(Items listed in a dataset)
◇ ◇ ◇ ◇ ◇ ◇ ◇

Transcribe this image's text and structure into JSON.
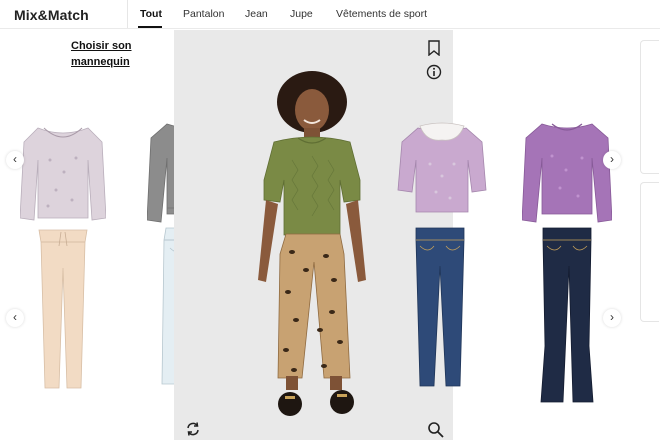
{
  "app": {
    "brand": "Mix&Match"
  },
  "tabs": [
    {
      "label": "Tout",
      "active": true
    },
    {
      "label": "Pantalon",
      "active": false
    },
    {
      "label": "Jean",
      "active": false
    },
    {
      "label": "Jupe",
      "active": false
    },
    {
      "label": "Vêtements de sport",
      "active": false
    }
  ],
  "mannequin": {
    "line1": "Choisir son",
    "line2": "mannequin"
  },
  "arrows": {
    "prev": "‹",
    "next": "›"
  },
  "colors": {
    "stage_bg": "#e9e9e9",
    "sweater_green": "#7a8a45",
    "sweater_grey": "#8c8c8c",
    "sweater_lilac": "#c9a9cf",
    "sweater_purple": "#a574b7",
    "denim_blue": "#2e4a78",
    "denim_dark": "#1f2b45",
    "cream_pant": "#f2dbc4",
    "light_denim": "#e4eef3"
  },
  "icons": {
    "bookmark": "bookmark-icon",
    "info": "info-icon",
    "refresh": "refresh-icon",
    "zoom": "zoom-icon"
  }
}
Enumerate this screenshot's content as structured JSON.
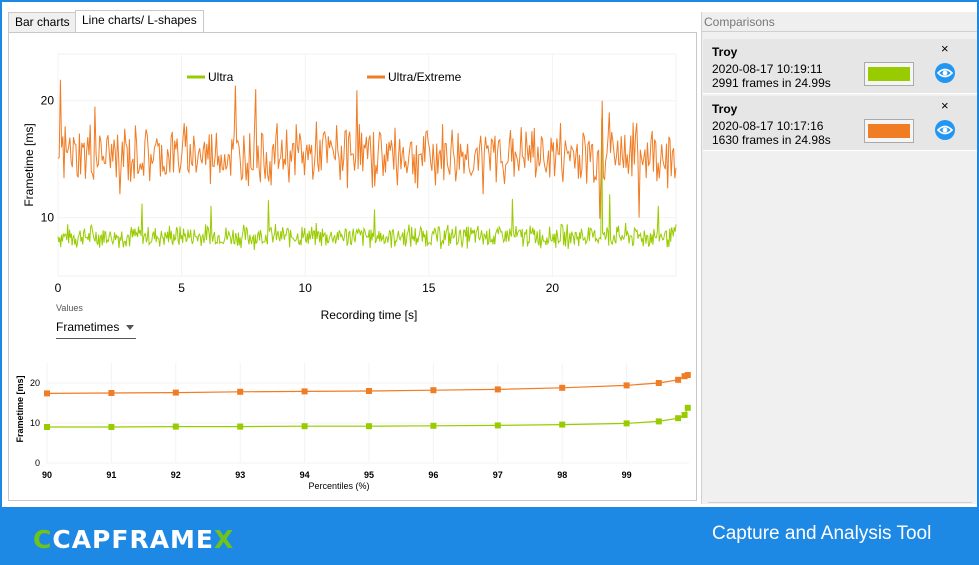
{
  "tabs": [
    {
      "label": "Bar charts",
      "active": false
    },
    {
      "label": "Line charts/ L-shapes",
      "active": true
    }
  ],
  "values_selector": {
    "label": "Values",
    "selected": "Frametimes"
  },
  "comparisons": {
    "header": "Comparisons",
    "items": [
      {
        "title": "Troy",
        "date": "2020-08-17 10:19:11",
        "frames": "2991 frames in 24.99s",
        "color": "#99cc00",
        "close": "×"
      },
      {
        "title": "Troy",
        "date": "2020-08-17 10:17:16",
        "frames": "1630 frames in 24.98s",
        "color": "#f07c24",
        "close": "×"
      }
    ]
  },
  "footer": {
    "logo_main": "CAPFRAME",
    "logo_c": "C",
    "logo_x": "X",
    "tagline": "Capture and Analysis Tool"
  },
  "chart_data": [
    {
      "type": "line",
      "ylabel": "Frametime [ms]",
      "xlabel": "Recording time [s]",
      "xlim": [
        0,
        25
      ],
      "ylim": [
        5,
        24
      ],
      "xticks": [
        0,
        5,
        10,
        15,
        20
      ],
      "yticks": [
        10,
        20
      ],
      "legend_position": "top",
      "series": [
        {
          "name": "Ultra",
          "color": "#99cc00",
          "mean": 8.4,
          "jitter": 1.2,
          "spikes": [
            [
              3.4,
              11.2
            ],
            [
              6.2,
              11.0
            ],
            [
              8.5,
              11.5
            ],
            [
              12.8,
              10.7
            ],
            [
              18.4,
              11.6
            ],
            [
              22.0,
              18.5
            ],
            [
              22.3,
              12.0
            ],
            [
              24.3,
              11.0
            ]
          ]
        },
        {
          "name": "Ultra/Extreme",
          "color": "#f07c24",
          "mean": 15.4,
          "jitter": 3.2,
          "spikes": [
            [
              0.1,
              21.8
            ],
            [
              1.5,
              19.5
            ],
            [
              2.5,
              12.0
            ],
            [
              7.2,
              21.3
            ],
            [
              8.0,
              21.0
            ],
            [
              12.1,
              20.9
            ],
            [
              17.2,
              12.0
            ],
            [
              22.0,
              20.0
            ],
            [
              22.3,
              19.0
            ],
            [
              21.9,
              9.9
            ],
            [
              23.5,
              10.0
            ]
          ]
        }
      ]
    },
    {
      "type": "line",
      "ylabel": "Frametime [ms]",
      "xlabel": "Percentiles (%)",
      "x_tick_labels": [
        "90",
        "91",
        "92",
        "93",
        "94",
        "95",
        "96",
        "97",
        "98",
        "99"
      ],
      "xlim": [
        90,
        100
      ],
      "ylim": [
        0,
        25
      ],
      "yticks": [
        0,
        10,
        20
      ],
      "x": [
        90,
        91,
        92,
        93,
        94,
        95,
        96,
        97,
        98,
        99,
        99.5,
        99.8,
        99.9,
        99.95
      ],
      "series": [
        {
          "name": "Ultra/Extreme",
          "color": "#f07c24",
          "values": [
            17.4,
            17.5,
            17.6,
            17.8,
            17.9,
            18.0,
            18.2,
            18.4,
            18.8,
            19.4,
            20.0,
            20.8,
            21.7,
            22.0
          ]
        },
        {
          "name": "Ultra",
          "color": "#99cc00",
          "values": [
            9.0,
            9.0,
            9.1,
            9.1,
            9.2,
            9.2,
            9.3,
            9.4,
            9.6,
            9.9,
            10.4,
            11.2,
            12.0,
            13.8
          ]
        }
      ]
    }
  ]
}
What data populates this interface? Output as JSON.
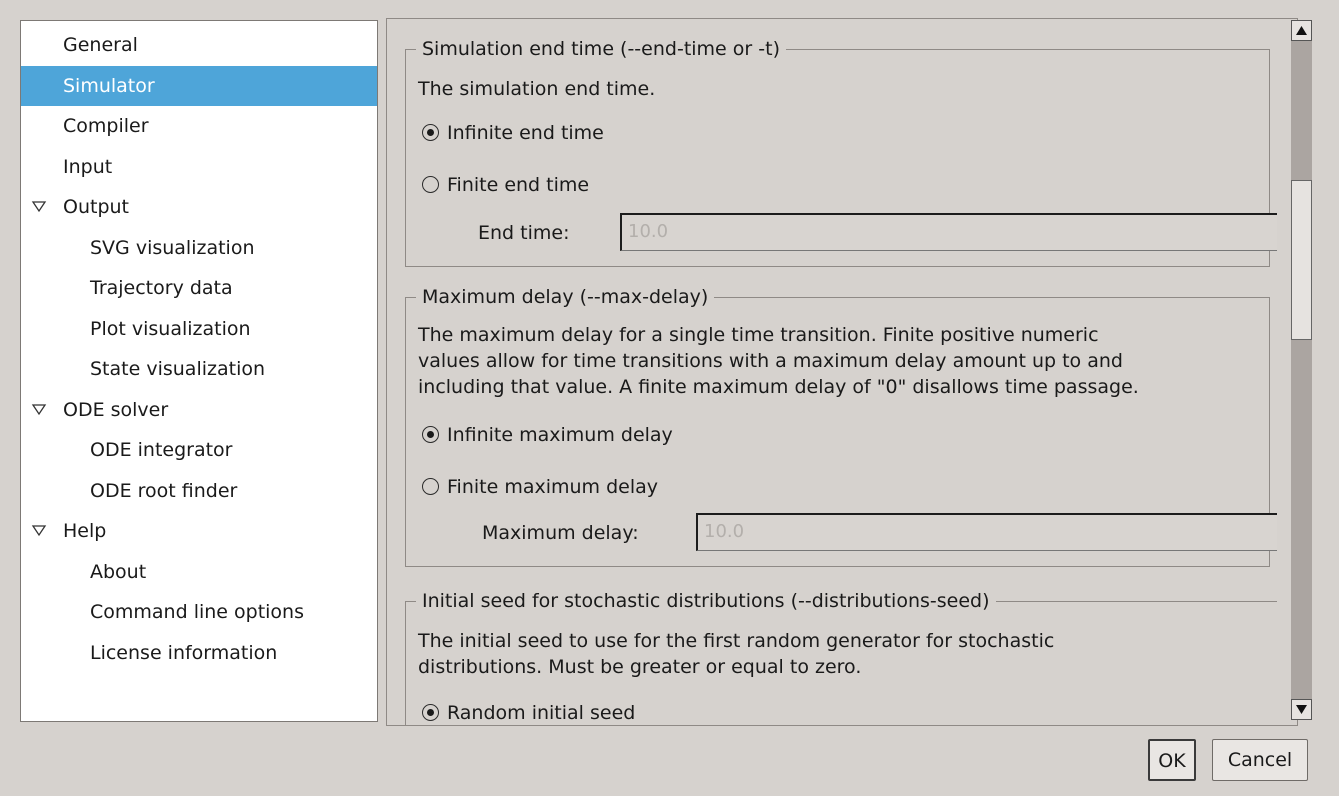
{
  "tree": {
    "items": [
      {
        "label": "General",
        "level": 0,
        "selected": false
      },
      {
        "label": "Simulator",
        "level": 0,
        "selected": true
      },
      {
        "label": "Compiler",
        "level": 0,
        "selected": false
      },
      {
        "label": "Input",
        "level": 0,
        "selected": false
      },
      {
        "label": "Output",
        "level": 0,
        "selected": false,
        "expanded": true
      },
      {
        "label": "SVG visualization",
        "level": 1,
        "selected": false
      },
      {
        "label": "Trajectory data",
        "level": 1,
        "selected": false
      },
      {
        "label": "Plot visualization",
        "level": 1,
        "selected": false
      },
      {
        "label": "State visualization",
        "level": 1,
        "selected": false
      },
      {
        "label": "ODE solver",
        "level": 0,
        "selected": false,
        "expanded": true
      },
      {
        "label": "ODE integrator",
        "level": 1,
        "selected": false
      },
      {
        "label": "ODE root finder",
        "level": 1,
        "selected": false
      },
      {
        "label": "Help",
        "level": 0,
        "selected": false,
        "expanded": true
      },
      {
        "label": "About",
        "level": 1,
        "selected": false
      },
      {
        "label": "Command line options",
        "level": 1,
        "selected": false
      },
      {
        "label": "License information",
        "level": 1,
        "selected": false
      }
    ],
    "expander_icon": "triangle-down-icon",
    "selected_color": "#4ea5d9"
  },
  "sections": {
    "end_time": {
      "title": "Simulation end time (--end-time or -t)",
      "description": "The simulation end time.",
      "option_infinite": "Infinite end time",
      "option_finite": "Finite end time",
      "selected": "infinite",
      "field_label": "End time:",
      "field_value": "10.0"
    },
    "max_delay": {
      "title": "Maximum delay (--max-delay)",
      "description_lines": [
        "The maximum delay for a single time transition. Finite positive numeric",
        "values allow for time transitions with a maximum delay amount up to and",
        "including that value. A finite maximum delay of \"0\" disallows time passage."
      ],
      "option_infinite": "Infinite maximum delay",
      "option_finite": "Finite maximum delay",
      "selected": "infinite",
      "field_label": "Maximum delay:",
      "field_value": "10.0"
    },
    "seed": {
      "title": "Initial seed for stochastic distributions (--distributions-seed)",
      "description_lines": [
        "The initial seed to use for the first random generator for stochastic",
        "distributions. Must be greater or equal to zero."
      ],
      "option_random": "Random initial seed",
      "selected": "random"
    }
  },
  "scrollbar": {
    "up_icon": "arrow-up-icon",
    "down_icon": "arrow-down-icon"
  },
  "buttons": {
    "ok": "OK",
    "cancel": "Cancel"
  }
}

◇ ◇ ◇ ◇ ◇ ◇ ◇

__Aim__. Exclude the pictures and repeat every other part of the records word for word.

__Written response__.
Transcribe this image's text and structure into JSON.
{
  "app": {
    "brand": "Mix&Match"
  },
  "tabs": [
    {
      "label": "Tout",
      "active": true
    },
    {
      "label": "Pantalon",
      "active": false
    },
    {
      "label": "Jean",
      "active": false
    },
    {
      "label": "Jupe",
      "active": false
    },
    {
      "label": "Vêtements de sport",
      "active": false
    }
  ],
  "mannequin": {
    "line1": "Choisir son",
    "line2": "mannequin"
  },
  "arrows": {
    "prev": "‹",
    "next": "›"
  },
  "colors": {
    "stage_bg": "#e9e9e9",
    "sweater_green": "#7a8a45",
    "sweater_grey": "#8c8c8c",
    "sweater_lilac": "#c9a9cf",
    "sweater_purple": "#a574b7",
    "denim_blue": "#2e4a78",
    "denim_dark": "#1f2b45",
    "cream_pant": "#f2dbc4",
    "light_denim": "#e4eef3"
  },
  "icons": {
    "bookmark": "bookmark-icon",
    "info": "info-icon",
    "refresh": "refresh-icon",
    "zoom": "zoom-icon"
  }
}
Enumerate this screenshot's content as structured JSON.
{
  "tabs": [
    {
      "label": "Bar charts",
      "active": false
    },
    {
      "label": "Line charts/ L-shapes",
      "active": true
    }
  ],
  "values_selector": {
    "label": "Values",
    "selected": "Frametimes"
  },
  "comparisons": {
    "header": "Comparisons",
    "items": [
      {
        "title": "Troy",
        "date": "2020-08-17 10:19:11",
        "frames": "2991 frames in 24.99s",
        "color": "#99cc00",
        "close": "×"
      },
      {
        "title": "Troy",
        "date": "2020-08-17 10:17:16",
        "frames": "1630 frames in 24.98s",
        "color": "#f07c24",
        "close": "×"
      }
    ]
  },
  "footer": {
    "logo_main": "CAPFRAME",
    "logo_c": "C",
    "logo_x": "X",
    "tagline": "Capture and Analysis Tool"
  },
  "chart_data": [
    {
      "type": "line",
      "ylabel": "Frametime [ms]",
      "xlabel": "Recording time [s]",
      "xlim": [
        0,
        25
      ],
      "ylim": [
        5,
        24
      ],
      "xticks": [
        0,
        5,
        10,
        15,
        20
      ],
      "yticks": [
        10,
        20
      ],
      "legend_position": "top",
      "series": [
        {
          "name": "Ultra",
          "color": "#99cc00",
          "mean": 8.4,
          "jitter": 1.2,
          "spikes": [
            [
              3.4,
              11.2
            ],
            [
              6.2,
              11.0
            ],
            [
              8.5,
              11.5
            ],
            [
              12.8,
              10.7
            ],
            [
              18.4,
              11.6
            ],
            [
              22.0,
              18.5
            ],
            [
              22.3,
              12.0
            ],
            [
              24.3,
              11.0
            ]
          ]
        },
        {
          "name": "Ultra/Extreme",
          "color": "#f07c24",
          "mean": 15.4,
          "jitter": 3.2,
          "spikes": [
            [
              0.1,
              21.8
            ],
            [
              1.5,
              19.5
            ],
            [
              2.5,
              12.0
            ],
            [
              7.2,
              21.3
            ],
            [
              8.0,
              21.0
            ],
            [
              12.1,
              20.9
            ],
            [
              17.2,
              12.0
            ],
            [
              22.0,
              20.0
            ],
            [
              22.3,
              19.0
            ],
            [
              21.9,
              9.9
            ],
            [
              23.5,
              10.0
            ]
          ]
        }
      ]
    },
    {
      "type": "line",
      "ylabel": "Frametime [ms]",
      "xlabel": "Percentiles (%)",
      "x_tick_labels": [
        "90",
        "91",
        "92",
        "93",
        "94",
        "95",
        "96",
        "97",
        "98",
        "99"
      ],
      "xlim": [
        90,
        100
      ],
      "ylim": [
        0,
        25
      ],
      "yticks": [
        0,
        10,
        20
      ],
      "x": [
        90,
        91,
        92,
        93,
        94,
        95,
        96,
        97,
        98,
        99,
        99.5,
        99.8,
        99.9,
        99.95
      ],
      "series": [
        {
          "name": "Ultra/Extreme",
          "color": "#f07c24",
          "values": [
            17.4,
            17.5,
            17.6,
            17.8,
            17.9,
            18.0,
            18.2,
            18.4,
            18.8,
            19.4,
            20.0,
            20.8,
            21.7,
            22.0
          ]
        },
        {
          "name": "Ultra",
          "color": "#99cc00",
          "values": [
            9.0,
            9.0,
            9.1,
            9.1,
            9.2,
            9.2,
            9.3,
            9.4,
            9.6,
            9.9,
            10.4,
            11.2,
            12.0,
            13.8
          ]
        }
      ]
    }
  ]
}
What data populates this interface? Output as JSON.
{
  "tree": {
    "items": [
      {
        "label": "General",
        "level": 0,
        "selected": false
      },
      {
        "label": "Simulator",
        "level": 0,
        "selected": true
      },
      {
        "label": "Compiler",
        "level": 0,
        "selected": false
      },
      {
        "label": "Input",
        "level": 0,
        "selected": false
      },
      {
        "label": "Output",
        "level": 0,
        "selected": false,
        "expanded": true
      },
      {
        "label": "SVG visualization",
        "level": 1,
        "selected": false
      },
      {
        "label": "Trajectory data",
        "level": 1,
        "selected": false
      },
      {
        "label": "Plot visualization",
        "level": 1,
        "selected": false
      },
      {
        "label": "State visualization",
        "level": 1,
        "selected": false
      },
      {
        "label": "ODE solver",
        "level": 0,
        "selected": false,
        "expanded": true
      },
      {
        "label": "ODE integrator",
        "level": 1,
        "selected": false
      },
      {
        "label": "ODE root finder",
        "level": 1,
        "selected": false
      },
      {
        "label": "Help",
        "level": 0,
        "selected": false,
        "expanded": true
      },
      {
        "label": "About",
        "level": 1,
        "selected": false
      },
      {
        "label": "Command line options",
        "level": 1,
        "selected": false
      },
      {
        "label": "License information",
        "level": 1,
        "selected": false
      }
    ],
    "expander_icon": "triangle-down-icon",
    "selected_color": "#4ea5d9"
  },
  "sections": {
    "end_time": {
      "title": "Simulation end time (--end-time or -t)",
      "description": "The simulation end time.",
      "option_infinite": "Infinite end time",
      "option_finite": "Finite end time",
      "selected": "infinite",
      "field_label": "End time:",
      "field_value": "10.0"
    },
    "max_delay": {
      "title": "Maximum delay (--max-delay)",
      "description_lines": [
        "The maximum delay for a single time transition. Finite positive numeric",
        "values allow for time transitions with a maximum delay amount up to and",
        "including that value. A finite maximum delay of \"0\" disallows time passage."
      ],
      "option_infinite": "Infinite maximum delay",
      "option_finite": "Finite maximum delay",
      "selected": "infinite",
      "field_label": "Maximum delay:",
      "field_value": "10.0"
    },
    "seed": {
      "title": "Initial seed for stochastic distributions (--distributions-seed)",
      "description_lines": [
        "The initial seed to use for the first random generator for stochastic",
        "distributions. Must be greater or equal to zero."
      ],
      "option_random": "Random initial seed",
      "selected": "random"
    }
  },
  "scrollbar": {
    "up_icon": "arrow-up-icon",
    "down_icon": "arrow-down-icon"
  },
  "buttons": {
    "ok": "OK",
    "cancel": "Cancel"
  }
}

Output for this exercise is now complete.